**Supplied data**
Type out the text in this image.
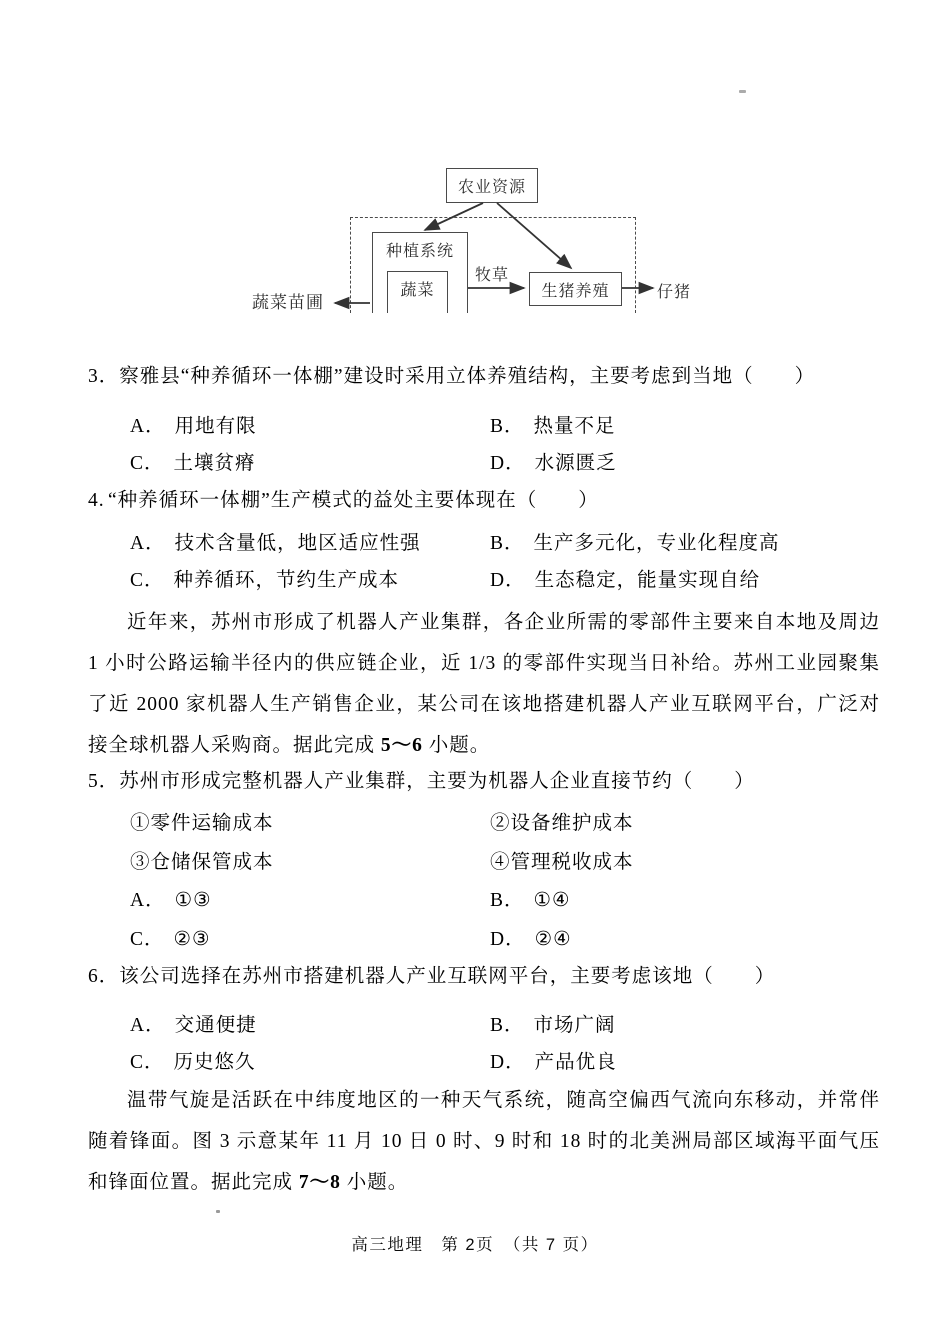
农业资源
种植系统
蔬菜	生猪养殖
牧草
仔猪
蔬菜苗圃
3．察雅县“种养循环一体棚”建设时采用立体养殖结构，主要考虑到当地（　　）
A． 用地有限	B． 热量不足
C． 土壤贫瘠	D． 水源匮乏
4. “种养循环一体棚”生产模式的益处主要体现在（　　）
A． 技术含量低，地区适应性强	B． 生产多元化，专业化程度高
C． 种养循环，节约生产成本	D． 生态稳定，能量实现自给
近年来，苏州市形成了机器人产业集群，各企业所需的零部件主要来自本地及周边 1 小时公路运输半径内的供应链企业，近 1/3 的零部件实现当日补给。苏州工业园聚集了近 2000 家机器人生产销售企业，某公司在该地搭建机器人产业互联网平台，广泛对接全球机器人采购商。据此完成 5～6 小题。
5．苏州市形成完整机器人产业集群，主要为机器人企业直接节约（　　）
①零件运输成本	②设备维护成本
③仓储保管成本	④管理税收成本
A． ①③	B． ①④
C． ②③	D． ②④
6．该公司选择在苏州市搭建机器人产业互联网平台，主要考虑该地（　　）
A． 交通便捷	B． 市场广阔
C． 历史悠久	D． 产品优良
温带气旋是活跃在中纬度地区的一种天气系统，随高空偏西气流向东移动，并常伴随着锋面。图 3 示意某年 11 月 10 日 0 时、9 时和 18 时的北美洲局部区域海平面气压和锋面位置。据此完成 7～8 小题。
高三地理　第 2页　（共 7 页）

**Stated problem**
Restate each entry word for word, leaving out any pictures.

**Response below**
Type out the text in this image.
农业资源
种植系统
蔬菜	生猪养殖
牧草
仔猪
蔬菜苗圃
3．察雅县“种养循环一体棚”建设时采用立体养殖结构，主要考虑到当地（　　）
A． 用地有限	B． 热量不足
C． 土壤贫瘠	D． 水源匮乏
4. “种养循环一体棚”生产模式的益处主要体现在（　　）
A． 技术含量低，地区适应性强	B． 生产多元化，专业化程度高
C． 种养循环，节约生产成本	D． 生态稳定，能量实现自给
近年来，苏州市形成了机器人产业集群，各企业所需的零部件主要来自本地及周边 1 小时公路运输半径内的供应链企业，近 1/3 的零部件实现当日补给。苏州工业园聚集了近 2000 家机器人生产销售企业，某公司在该地搭建机器人产业互联网平台，广泛对接全球机器人采购商。据此完成 5～6 小题。
5．苏州市形成完整机器人产业集群，主要为机器人企业直接节约（　　）
①零件运输成本	②设备维护成本
③仓储保管成本	④管理税收成本
A． ①③	B． ①④
C． ②③	D． ②④
6．该公司选择在苏州市搭建机器人产业互联网平台，主要考虑该地（　　）
A． 交通便捷	B． 市场广阔
C． 历史悠久	D． 产品优良
温带气旋是活跃在中纬度地区的一种天气系统，随高空偏西气流向东移动，并常伴随着锋面。图 3 示意某年 11 月 10 日 0 时、9 时和 18 时的北美洲局部区域海平面气压和锋面位置。据此完成 7～8 小题。
高三地理　第 2页　（共 7 页）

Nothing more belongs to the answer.